● **EXERCISE DIRECTIONS**
Print the full listing exactly.

-- BEGIN SOURCE DATA --

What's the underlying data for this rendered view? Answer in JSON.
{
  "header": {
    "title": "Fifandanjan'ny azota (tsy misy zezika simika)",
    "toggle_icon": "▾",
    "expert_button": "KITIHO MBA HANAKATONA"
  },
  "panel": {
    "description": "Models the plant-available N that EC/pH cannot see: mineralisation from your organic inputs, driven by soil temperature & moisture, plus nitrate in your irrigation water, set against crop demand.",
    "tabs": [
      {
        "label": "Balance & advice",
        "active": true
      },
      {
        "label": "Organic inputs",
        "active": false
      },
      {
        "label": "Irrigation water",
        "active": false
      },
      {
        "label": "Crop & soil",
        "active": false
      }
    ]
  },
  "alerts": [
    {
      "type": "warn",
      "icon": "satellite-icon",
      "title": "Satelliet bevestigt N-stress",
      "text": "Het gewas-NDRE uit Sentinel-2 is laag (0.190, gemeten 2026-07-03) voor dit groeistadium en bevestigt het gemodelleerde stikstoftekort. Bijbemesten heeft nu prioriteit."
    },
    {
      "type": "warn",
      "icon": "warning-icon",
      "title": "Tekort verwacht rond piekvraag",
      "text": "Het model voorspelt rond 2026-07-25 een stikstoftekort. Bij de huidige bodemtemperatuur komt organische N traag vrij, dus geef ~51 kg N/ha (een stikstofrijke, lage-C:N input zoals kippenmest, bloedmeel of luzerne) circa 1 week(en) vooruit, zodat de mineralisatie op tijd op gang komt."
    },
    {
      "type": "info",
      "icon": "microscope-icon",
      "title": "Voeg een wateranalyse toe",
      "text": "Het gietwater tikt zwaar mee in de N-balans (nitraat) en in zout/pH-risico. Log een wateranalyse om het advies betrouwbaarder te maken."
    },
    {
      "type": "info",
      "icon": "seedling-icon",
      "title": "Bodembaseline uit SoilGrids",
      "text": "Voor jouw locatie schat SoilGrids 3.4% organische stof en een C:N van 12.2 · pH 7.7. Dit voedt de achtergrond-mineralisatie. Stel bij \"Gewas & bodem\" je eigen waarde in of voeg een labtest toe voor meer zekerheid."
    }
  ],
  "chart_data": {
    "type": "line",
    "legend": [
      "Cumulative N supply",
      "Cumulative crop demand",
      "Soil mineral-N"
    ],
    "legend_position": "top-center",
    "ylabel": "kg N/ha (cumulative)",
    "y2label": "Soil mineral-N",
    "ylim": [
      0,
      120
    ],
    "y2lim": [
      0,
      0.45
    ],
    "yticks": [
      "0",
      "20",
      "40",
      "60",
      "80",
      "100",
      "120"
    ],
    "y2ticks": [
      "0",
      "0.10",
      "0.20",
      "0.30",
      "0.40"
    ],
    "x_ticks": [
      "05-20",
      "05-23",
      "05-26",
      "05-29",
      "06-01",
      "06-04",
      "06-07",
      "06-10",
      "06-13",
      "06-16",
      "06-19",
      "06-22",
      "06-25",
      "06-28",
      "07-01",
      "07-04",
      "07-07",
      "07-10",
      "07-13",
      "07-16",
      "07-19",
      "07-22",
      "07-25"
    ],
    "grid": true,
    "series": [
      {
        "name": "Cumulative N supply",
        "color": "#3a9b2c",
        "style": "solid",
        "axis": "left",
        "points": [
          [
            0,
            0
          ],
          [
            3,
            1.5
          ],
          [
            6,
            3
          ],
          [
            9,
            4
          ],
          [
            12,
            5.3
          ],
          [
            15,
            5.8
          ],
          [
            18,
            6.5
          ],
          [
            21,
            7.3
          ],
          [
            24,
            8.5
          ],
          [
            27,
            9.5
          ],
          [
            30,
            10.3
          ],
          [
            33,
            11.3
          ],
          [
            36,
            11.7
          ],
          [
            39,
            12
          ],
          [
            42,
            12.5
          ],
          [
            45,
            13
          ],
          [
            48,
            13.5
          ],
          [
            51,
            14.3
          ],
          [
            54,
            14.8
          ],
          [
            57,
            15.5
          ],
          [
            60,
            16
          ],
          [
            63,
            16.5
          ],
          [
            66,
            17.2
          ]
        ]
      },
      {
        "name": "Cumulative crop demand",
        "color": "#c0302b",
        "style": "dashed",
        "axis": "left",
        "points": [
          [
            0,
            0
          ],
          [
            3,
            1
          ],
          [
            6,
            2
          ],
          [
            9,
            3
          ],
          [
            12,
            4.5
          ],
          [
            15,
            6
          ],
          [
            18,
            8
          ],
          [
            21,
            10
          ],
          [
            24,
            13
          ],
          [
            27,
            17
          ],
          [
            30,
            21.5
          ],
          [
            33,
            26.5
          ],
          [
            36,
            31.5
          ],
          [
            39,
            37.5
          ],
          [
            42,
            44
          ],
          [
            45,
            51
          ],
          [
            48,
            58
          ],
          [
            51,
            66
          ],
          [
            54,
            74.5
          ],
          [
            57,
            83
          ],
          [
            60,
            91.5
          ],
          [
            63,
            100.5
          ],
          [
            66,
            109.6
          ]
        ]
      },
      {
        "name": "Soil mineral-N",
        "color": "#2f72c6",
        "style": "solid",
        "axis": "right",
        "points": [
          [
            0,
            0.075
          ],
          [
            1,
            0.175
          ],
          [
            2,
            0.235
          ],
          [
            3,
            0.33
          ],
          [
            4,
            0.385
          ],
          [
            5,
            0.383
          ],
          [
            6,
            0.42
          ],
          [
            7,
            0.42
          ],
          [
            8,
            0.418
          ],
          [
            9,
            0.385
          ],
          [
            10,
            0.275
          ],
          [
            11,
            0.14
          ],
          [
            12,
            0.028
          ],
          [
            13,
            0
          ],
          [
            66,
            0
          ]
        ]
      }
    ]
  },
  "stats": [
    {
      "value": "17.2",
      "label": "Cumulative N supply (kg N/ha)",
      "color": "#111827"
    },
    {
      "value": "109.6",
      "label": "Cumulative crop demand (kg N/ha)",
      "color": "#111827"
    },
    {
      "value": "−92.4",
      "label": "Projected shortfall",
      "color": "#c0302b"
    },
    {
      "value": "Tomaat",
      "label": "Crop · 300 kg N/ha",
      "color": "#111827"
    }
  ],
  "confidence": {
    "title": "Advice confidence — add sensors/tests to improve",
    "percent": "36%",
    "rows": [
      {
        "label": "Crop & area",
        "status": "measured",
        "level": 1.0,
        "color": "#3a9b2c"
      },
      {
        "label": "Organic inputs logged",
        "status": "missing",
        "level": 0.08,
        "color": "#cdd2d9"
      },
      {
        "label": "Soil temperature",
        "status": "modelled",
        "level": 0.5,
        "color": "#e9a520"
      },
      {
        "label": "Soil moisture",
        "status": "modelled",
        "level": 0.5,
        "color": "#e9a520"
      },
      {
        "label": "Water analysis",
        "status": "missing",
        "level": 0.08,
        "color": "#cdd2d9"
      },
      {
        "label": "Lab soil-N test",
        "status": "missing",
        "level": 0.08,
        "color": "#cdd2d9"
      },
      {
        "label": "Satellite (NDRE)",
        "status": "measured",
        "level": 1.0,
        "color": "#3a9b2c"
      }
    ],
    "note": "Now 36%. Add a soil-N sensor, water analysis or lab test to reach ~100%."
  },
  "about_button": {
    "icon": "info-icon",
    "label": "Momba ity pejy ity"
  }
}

-- END SOURCE DATA --

● **RESPONSE**
What's the underlying data for this rendered view? Answer in JSON.
{
  "header": {
    "title": "Fifandanjan'ny azota (tsy misy zezika simika)",
    "toggle_icon": "▾",
    "expert_button": "KITIHO MBA HANAKATONA"
  },
  "panel": {
    "description": "Models the plant-available N that EC/pH cannot see: mineralisation from your organic inputs, driven by soil temperature & moisture, plus nitrate in your irrigation water, set against crop demand.",
    "tabs": [
      {
        "label": "Balance & advice",
        "active": true
      },
      {
        "label": "Organic inputs",
        "active": false
      },
      {
        "label": "Irrigation water",
        "active": false
      },
      {
        "label": "Crop & soil",
        "active": false
      }
    ]
  },
  "alerts": [
    {
      "type": "warn",
      "icon": "satellite-icon",
      "title": "Satelliet bevestigt N-stress",
      "text": "Het gewas-NDRE uit Sentinel-2 is laag (0.190, gemeten 2026-07-03) voor dit groeistadium en bevestigt het gemodelleerde stikstoftekort. Bijbemesten heeft nu prioriteit."
    },
    {
      "type": "warn",
      "icon": "warning-icon",
      "title": "Tekort verwacht rond piekvraag",
      "text": "Het model voorspelt rond 2026-07-25 een stikstoftekort. Bij de huidige bodemtemperatuur komt organische N traag vrij, dus geef ~51 kg N/ha (een stikstofrijke, lage-C:N input zoals kippenmest, bloedmeel of luzerne) circa 1 week(en) vooruit, zodat de mineralisatie op tijd op gang komt."
    },
    {
      "type": "info",
      "icon": "microscope-icon",
      "title": "Voeg een wateranalyse toe",
      "text": "Het gietwater tikt zwaar mee in de N-balans (nitraat) en in zout/pH-risico. Log een wateranalyse om het advies betrouwbaarder te maken."
    },
    {
      "type": "info",
      "icon": "seedling-icon",
      "title": "Bodembaseline uit SoilGrids",
      "text": "Voor jouw locatie schat SoilGrids 3.4% organische stof en een C:N van 12.2 · pH 7.7. Dit voedt de achtergrond-mineralisatie. Stel bij \"Gewas & bodem\" je eigen waarde in of voeg een labtest toe voor meer zekerheid."
    }
  ],
  "chart_data": {
    "type": "line",
    "legend": [
      "Cumulative N supply",
      "Cumulative crop demand",
      "Soil mineral-N"
    ],
    "legend_position": "top-center",
    "ylabel": "kg N/ha (cumulative)",
    "y2label": "Soil mineral-N",
    "ylim": [
      0,
      120
    ],
    "y2lim": [
      0,
      0.45
    ],
    "yticks": [
      "0",
      "20",
      "40",
      "60",
      "80",
      "100",
      "120"
    ],
    "y2ticks": [
      "0",
      "0.10",
      "0.20",
      "0.30",
      "0.40"
    ],
    "x_ticks": [
      "05-20",
      "05-23",
      "05-26",
      "05-29",
      "06-01",
      "06-04",
      "06-07",
      "06-10",
      "06-13",
      "06-16",
      "06-19",
      "06-22",
      "06-25",
      "06-28",
      "07-01",
      "07-04",
      "07-07",
      "07-10",
      "07-13",
      "07-16",
      "07-19",
      "07-22",
      "07-25"
    ],
    "grid": true,
    "series": [
      {
        "name": "Cumulative N supply",
        "color": "#3a9b2c",
        "style": "solid",
        "axis": "left",
        "points": [
          [
            0,
            0
          ],
          [
            3,
            1.5
          ],
          [
            6,
            3
          ],
          [
            9,
            4
          ],
          [
            12,
            5.3
          ],
          [
            15,
            5.8
          ],
          [
            18,
            6.5
          ],
          [
            21,
            7.3
          ],
          [
            24,
            8.5
          ],
          [
            27,
            9.5
          ],
          [
            30,
            10.3
          ],
          [
            33,
            11.3
          ],
          [
            36,
            11.7
          ],
          [
            39,
            12
          ],
          [
            42,
            12.5
          ],
          [
            45,
            13
          ],
          [
            48,
            13.5
          ],
          [
            51,
            14.3
          ],
          [
            54,
            14.8
          ],
          [
            57,
            15.5
          ],
          [
            60,
            16
          ],
          [
            63,
            16.5
          ],
          [
            66,
            17.2
          ]
        ]
      },
      {
        "name": "Cumulative crop demand",
        "color": "#c0302b",
        "style": "dashed",
        "axis": "left",
        "points": [
          [
            0,
            0
          ],
          [
            3,
            1
          ],
          [
            6,
            2
          ],
          [
            9,
            3
          ],
          [
            12,
            4.5
          ],
          [
            15,
            6
          ],
          [
            18,
            8
          ],
          [
            21,
            10
          ],
          [
            24,
            13
          ],
          [
            27,
            17
          ],
          [
            30,
            21.5
          ],
          [
            33,
            26.5
          ],
          [
            36,
            31.5
          ],
          [
            39,
            37.5
          ],
          [
            42,
            44
          ],
          [
            45,
            51
          ],
          [
            48,
            58
          ],
          [
            51,
            66
          ],
          [
            54,
            74.5
          ],
          [
            57,
            83
          ],
          [
            60,
            91.5
          ],
          [
            63,
            100.5
          ],
          [
            66,
            109.6
          ]
        ]
      },
      {
        "name": "Soil mineral-N",
        "color": "#2f72c6",
        "style": "solid",
        "axis": "right",
        "points": [
          [
            0,
            0.075
          ],
          [
            1,
            0.175
          ],
          [
            2,
            0.235
          ],
          [
            3,
            0.33
          ],
          [
            4,
            0.385
          ],
          [
            5,
            0.383
          ],
          [
            6,
            0.42
          ],
          [
            7,
            0.42
          ],
          [
            8,
            0.418
          ],
          [
            9,
            0.385
          ],
          [
            10,
            0.275
          ],
          [
            11,
            0.14
          ],
          [
            12,
            0.028
          ],
          [
            13,
            0
          ],
          [
            66,
            0
          ]
        ]
      }
    ]
  },
  "stats": [
    {
      "value": "17.2",
      "label": "Cumulative N supply (kg N/ha)",
      "color": "#111827"
    },
    {
      "value": "109.6",
      "label": "Cumulative crop demand (kg N/ha)",
      "color": "#111827"
    },
    {
      "value": "−92.4",
      "label": "Projected shortfall",
      "color": "#c0302b"
    },
    {
      "value": "Tomaat",
      "label": "Crop · 300 kg N/ha",
      "color": "#111827"
    }
  ],
  "confidence": {
    "title": "Advice confidence — add sensors/tests to improve",
    "percent": "36%",
    "rows": [
      {
        "label": "Crop & area",
        "status": "measured",
        "level": 1.0,
        "color": "#3a9b2c"
      },
      {
        "label": "Organic inputs logged",
        "status": "missing",
        "level": 0.08,
        "color": "#cdd2d9"
      },
      {
        "label": "Soil temperature",
        "status": "modelled",
        "level": 0.5,
        "color": "#e9a520"
      },
      {
        "label": "Soil moisture",
        "status": "modelled",
        "level": 0.5,
        "color": "#e9a520"
      },
      {
        "label": "Water analysis",
        "status": "missing",
        "level": 0.08,
        "color": "#cdd2d9"
      },
      {
        "label": "Lab soil-N test",
        "status": "missing",
        "level": 0.08,
        "color": "#cdd2d9"
      },
      {
        "label": "Satellite (NDRE)",
        "status": "measured",
        "level": 1.0,
        "color": "#3a9b2c"
      }
    ],
    "note": "Now 36%. Add a soil-N sensor, water analysis or lab test to reach ~100%."
  },
  "about_button": {
    "icon": "info-icon",
    "label": "Momba ity pejy ity"
  }
}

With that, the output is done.